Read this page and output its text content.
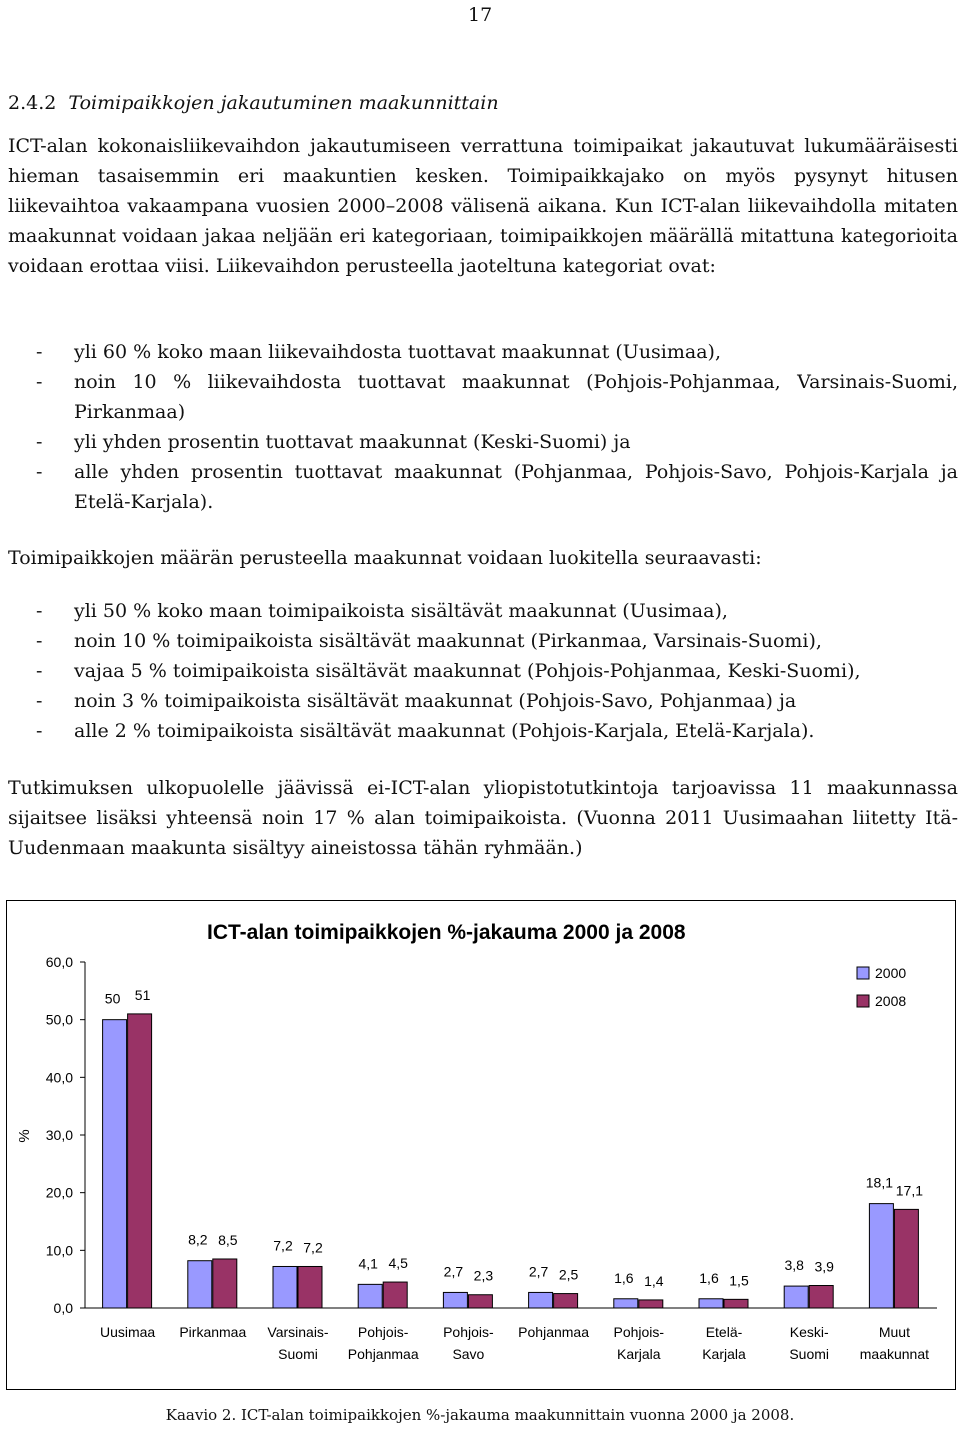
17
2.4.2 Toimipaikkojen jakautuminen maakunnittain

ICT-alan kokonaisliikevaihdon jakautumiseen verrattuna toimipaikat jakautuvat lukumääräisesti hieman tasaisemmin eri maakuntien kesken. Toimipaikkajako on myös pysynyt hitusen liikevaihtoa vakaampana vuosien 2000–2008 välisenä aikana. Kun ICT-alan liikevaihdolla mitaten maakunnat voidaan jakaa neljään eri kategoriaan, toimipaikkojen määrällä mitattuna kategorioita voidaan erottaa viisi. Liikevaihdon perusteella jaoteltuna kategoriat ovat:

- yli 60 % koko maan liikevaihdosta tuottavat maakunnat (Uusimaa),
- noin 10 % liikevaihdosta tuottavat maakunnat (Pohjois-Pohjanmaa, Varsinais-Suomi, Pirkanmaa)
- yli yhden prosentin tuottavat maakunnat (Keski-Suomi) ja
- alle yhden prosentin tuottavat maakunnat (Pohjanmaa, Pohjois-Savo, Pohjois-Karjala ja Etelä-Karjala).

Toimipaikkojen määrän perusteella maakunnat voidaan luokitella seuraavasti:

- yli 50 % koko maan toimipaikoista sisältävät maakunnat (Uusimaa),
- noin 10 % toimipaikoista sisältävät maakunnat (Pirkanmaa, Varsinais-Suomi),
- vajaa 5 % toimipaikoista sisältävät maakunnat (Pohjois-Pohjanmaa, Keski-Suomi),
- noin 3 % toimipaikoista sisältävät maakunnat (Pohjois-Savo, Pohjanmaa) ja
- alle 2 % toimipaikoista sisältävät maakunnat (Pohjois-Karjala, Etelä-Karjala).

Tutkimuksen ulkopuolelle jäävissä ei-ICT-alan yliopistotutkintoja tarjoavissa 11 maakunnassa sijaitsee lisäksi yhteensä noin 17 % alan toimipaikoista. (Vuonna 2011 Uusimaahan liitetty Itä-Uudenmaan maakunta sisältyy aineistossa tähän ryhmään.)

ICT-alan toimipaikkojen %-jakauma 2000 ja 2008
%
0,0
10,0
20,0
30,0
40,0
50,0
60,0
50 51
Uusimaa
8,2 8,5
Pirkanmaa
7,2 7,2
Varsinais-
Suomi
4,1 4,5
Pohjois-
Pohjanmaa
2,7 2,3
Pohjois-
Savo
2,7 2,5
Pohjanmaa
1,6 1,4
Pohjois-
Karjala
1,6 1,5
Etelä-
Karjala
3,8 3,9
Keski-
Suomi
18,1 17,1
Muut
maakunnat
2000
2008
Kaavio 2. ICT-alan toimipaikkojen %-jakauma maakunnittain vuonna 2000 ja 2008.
•••••
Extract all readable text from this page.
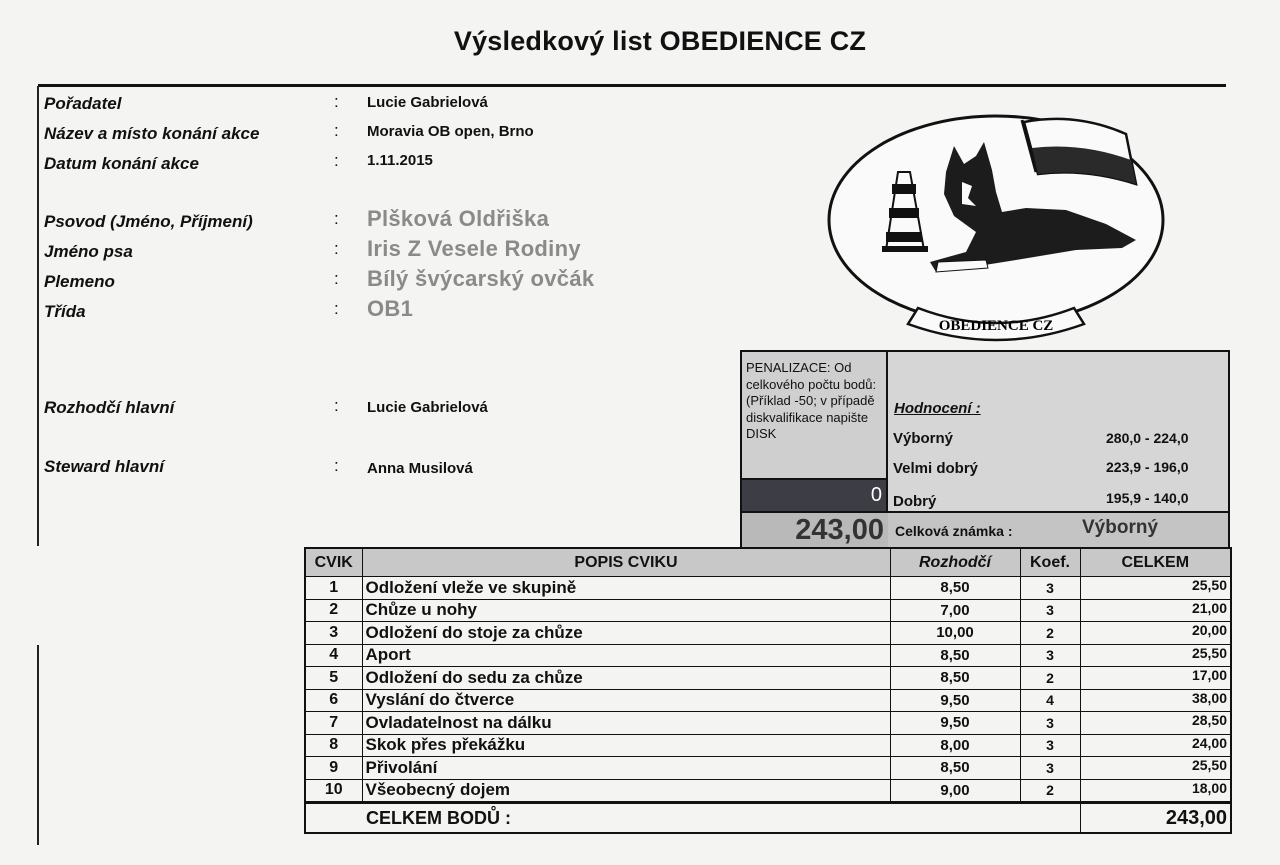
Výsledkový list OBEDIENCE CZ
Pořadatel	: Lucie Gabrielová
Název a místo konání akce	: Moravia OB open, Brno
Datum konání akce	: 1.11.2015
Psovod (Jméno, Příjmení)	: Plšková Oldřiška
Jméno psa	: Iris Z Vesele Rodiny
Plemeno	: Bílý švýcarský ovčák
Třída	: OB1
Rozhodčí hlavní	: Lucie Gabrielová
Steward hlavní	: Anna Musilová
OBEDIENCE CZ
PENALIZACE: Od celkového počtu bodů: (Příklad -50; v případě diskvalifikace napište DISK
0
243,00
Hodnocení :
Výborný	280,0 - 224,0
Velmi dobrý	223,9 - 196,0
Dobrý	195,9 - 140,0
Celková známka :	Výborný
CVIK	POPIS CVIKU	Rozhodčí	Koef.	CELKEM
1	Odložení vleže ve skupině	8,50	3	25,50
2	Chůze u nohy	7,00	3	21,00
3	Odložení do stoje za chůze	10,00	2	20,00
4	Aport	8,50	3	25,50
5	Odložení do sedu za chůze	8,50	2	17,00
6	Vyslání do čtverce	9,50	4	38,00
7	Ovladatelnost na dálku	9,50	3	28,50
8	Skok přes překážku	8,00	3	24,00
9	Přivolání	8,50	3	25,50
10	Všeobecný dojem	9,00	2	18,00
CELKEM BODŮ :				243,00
•••••
### PROBLEM DESCRIPTION:
Filter for "jakauma". Return all lines that hold it.

### EXERCISE SOLUTION:
ICT-alan toimipaikkojen %-jakauma 2000 ja 2008
Kaavio 2. ICT-alan toimipaikkojen %-jakauma maakunnittain vuonna 2000 ja 2008.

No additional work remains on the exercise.